◆ 読解本文
++++
三浦しをん先生の『わたしが語りはじめた彼は』(新潮文庫)を読む。
最近ときおり出会うのが、いくつかの物語が見事にリンクするとか、結果 ある人物をいろんな角度で見ることになったというような、考えぬかれて絡みあったものが物語となって成立するという手腕の作品。これはよほどうまくないと、ほーっという読後感を得られないように思う。この本も、そんな手腕を楽しめる一冊。
読み進める程に、人の気持ちについて考えてしまう。絡み取られていくがイヤじゃない。人って連鎖して生きているのだなぁ。
大学教授 村上融。村上の周りの人間が主人公になって語る。その話はどれも現実のうまくいかない面がつきまとう。絡みついていくような話。 軸になっているのに、主人公になって語るということのない村上。どちらにもいい顔なんかできっこない。いい人のままでいたいという、調子のよさが、周囲に人間の心に変なゆがみをうむ。そのじりじりした感じが、うまい。
わたしの暮らしなんて何かに影響を及ぼすとは思えない。でもそうではないかもしれない。とにもかくにも、生きていれば誰かにかかわる。悪いこともいいことも含めて、人と関わるってことは悪くない。
++++
上の書評に出てくる人名、書名、出版社名をすべて抜き出してください。

◆ 掲載一覧
++++
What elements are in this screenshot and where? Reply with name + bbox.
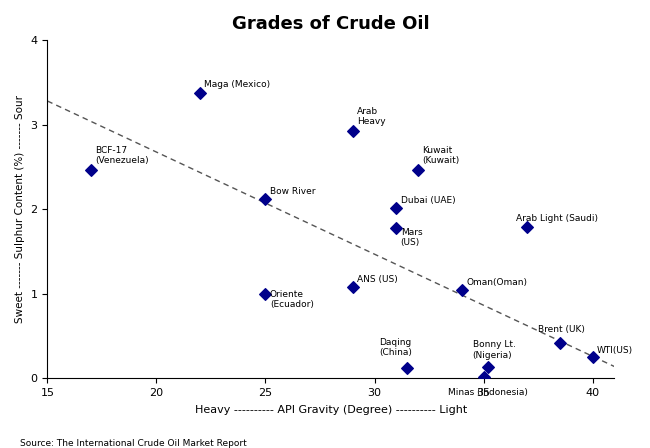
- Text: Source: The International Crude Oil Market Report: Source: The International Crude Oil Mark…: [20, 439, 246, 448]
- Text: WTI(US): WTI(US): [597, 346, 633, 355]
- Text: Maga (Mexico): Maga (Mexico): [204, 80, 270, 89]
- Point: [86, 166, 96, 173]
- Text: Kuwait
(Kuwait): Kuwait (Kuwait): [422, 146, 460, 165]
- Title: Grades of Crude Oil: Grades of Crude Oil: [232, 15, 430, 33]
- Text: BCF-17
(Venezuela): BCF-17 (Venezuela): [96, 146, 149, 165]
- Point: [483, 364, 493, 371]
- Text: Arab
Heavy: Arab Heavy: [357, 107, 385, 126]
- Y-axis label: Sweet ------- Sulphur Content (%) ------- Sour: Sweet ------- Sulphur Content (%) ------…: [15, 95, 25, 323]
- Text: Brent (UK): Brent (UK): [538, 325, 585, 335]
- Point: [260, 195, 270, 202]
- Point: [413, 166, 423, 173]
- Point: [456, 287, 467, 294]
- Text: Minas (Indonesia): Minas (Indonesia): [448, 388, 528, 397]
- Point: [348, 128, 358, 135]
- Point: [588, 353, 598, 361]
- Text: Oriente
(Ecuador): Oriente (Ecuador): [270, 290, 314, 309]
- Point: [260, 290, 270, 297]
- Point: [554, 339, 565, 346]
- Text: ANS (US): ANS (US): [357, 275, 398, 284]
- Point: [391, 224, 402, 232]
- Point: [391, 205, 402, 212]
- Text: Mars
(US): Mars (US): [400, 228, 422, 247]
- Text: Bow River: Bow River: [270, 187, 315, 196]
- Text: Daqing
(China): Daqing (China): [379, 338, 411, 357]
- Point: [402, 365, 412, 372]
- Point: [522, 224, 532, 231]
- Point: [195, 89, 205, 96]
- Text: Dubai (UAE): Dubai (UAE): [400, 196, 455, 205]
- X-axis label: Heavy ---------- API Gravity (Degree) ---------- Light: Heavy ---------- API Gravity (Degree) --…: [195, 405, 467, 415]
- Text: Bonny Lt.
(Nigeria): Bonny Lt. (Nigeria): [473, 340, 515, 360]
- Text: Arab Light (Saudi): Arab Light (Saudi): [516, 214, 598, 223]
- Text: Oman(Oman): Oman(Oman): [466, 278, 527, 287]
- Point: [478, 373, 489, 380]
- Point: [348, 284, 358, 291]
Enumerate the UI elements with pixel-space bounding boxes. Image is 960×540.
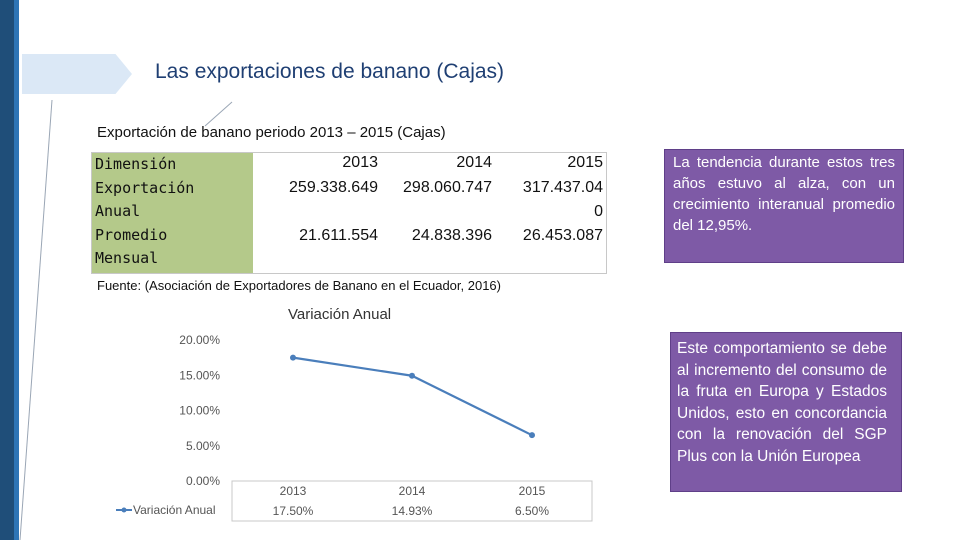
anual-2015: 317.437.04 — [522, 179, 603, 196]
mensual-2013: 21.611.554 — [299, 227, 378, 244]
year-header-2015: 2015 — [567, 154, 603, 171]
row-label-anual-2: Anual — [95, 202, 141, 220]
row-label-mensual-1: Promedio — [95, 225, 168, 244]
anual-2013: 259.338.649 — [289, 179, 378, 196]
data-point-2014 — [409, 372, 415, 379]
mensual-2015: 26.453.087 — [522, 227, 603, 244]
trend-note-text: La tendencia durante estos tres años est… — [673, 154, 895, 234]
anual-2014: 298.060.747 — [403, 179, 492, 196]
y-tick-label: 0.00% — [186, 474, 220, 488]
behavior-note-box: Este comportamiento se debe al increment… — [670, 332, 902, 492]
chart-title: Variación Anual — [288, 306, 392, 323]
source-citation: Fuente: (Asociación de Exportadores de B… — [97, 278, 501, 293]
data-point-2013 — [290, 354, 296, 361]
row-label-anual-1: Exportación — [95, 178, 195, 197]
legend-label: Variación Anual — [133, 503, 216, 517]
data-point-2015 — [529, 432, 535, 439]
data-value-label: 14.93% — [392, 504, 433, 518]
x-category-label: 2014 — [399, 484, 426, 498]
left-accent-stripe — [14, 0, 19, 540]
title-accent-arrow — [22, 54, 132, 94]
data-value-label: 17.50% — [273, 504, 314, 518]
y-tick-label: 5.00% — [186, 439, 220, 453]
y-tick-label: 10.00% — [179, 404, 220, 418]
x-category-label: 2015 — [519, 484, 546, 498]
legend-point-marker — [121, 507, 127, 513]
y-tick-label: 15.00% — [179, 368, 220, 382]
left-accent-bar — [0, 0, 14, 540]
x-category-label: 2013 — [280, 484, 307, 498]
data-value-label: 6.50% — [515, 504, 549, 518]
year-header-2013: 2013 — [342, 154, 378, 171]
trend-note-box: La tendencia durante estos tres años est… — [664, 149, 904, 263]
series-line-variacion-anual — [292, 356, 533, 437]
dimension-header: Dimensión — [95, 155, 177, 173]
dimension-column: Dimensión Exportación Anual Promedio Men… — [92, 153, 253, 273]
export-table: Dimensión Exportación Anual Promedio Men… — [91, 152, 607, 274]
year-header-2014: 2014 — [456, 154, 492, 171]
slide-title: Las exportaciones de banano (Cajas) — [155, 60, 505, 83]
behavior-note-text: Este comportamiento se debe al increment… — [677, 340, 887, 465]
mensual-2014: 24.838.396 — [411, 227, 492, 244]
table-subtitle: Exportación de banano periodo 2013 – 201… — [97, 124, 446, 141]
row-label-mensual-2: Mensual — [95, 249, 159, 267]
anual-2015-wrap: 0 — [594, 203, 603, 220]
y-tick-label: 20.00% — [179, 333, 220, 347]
++++
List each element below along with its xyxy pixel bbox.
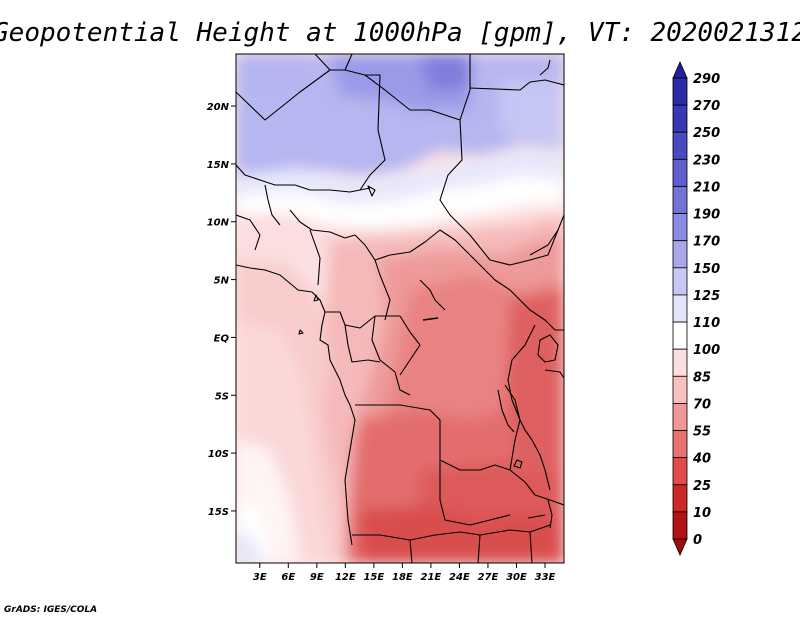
++++
◆ 解答
人名：三浦しをん、村上融
書名：『わたしが語りはじめた彼は』
出版社名：新潮文庫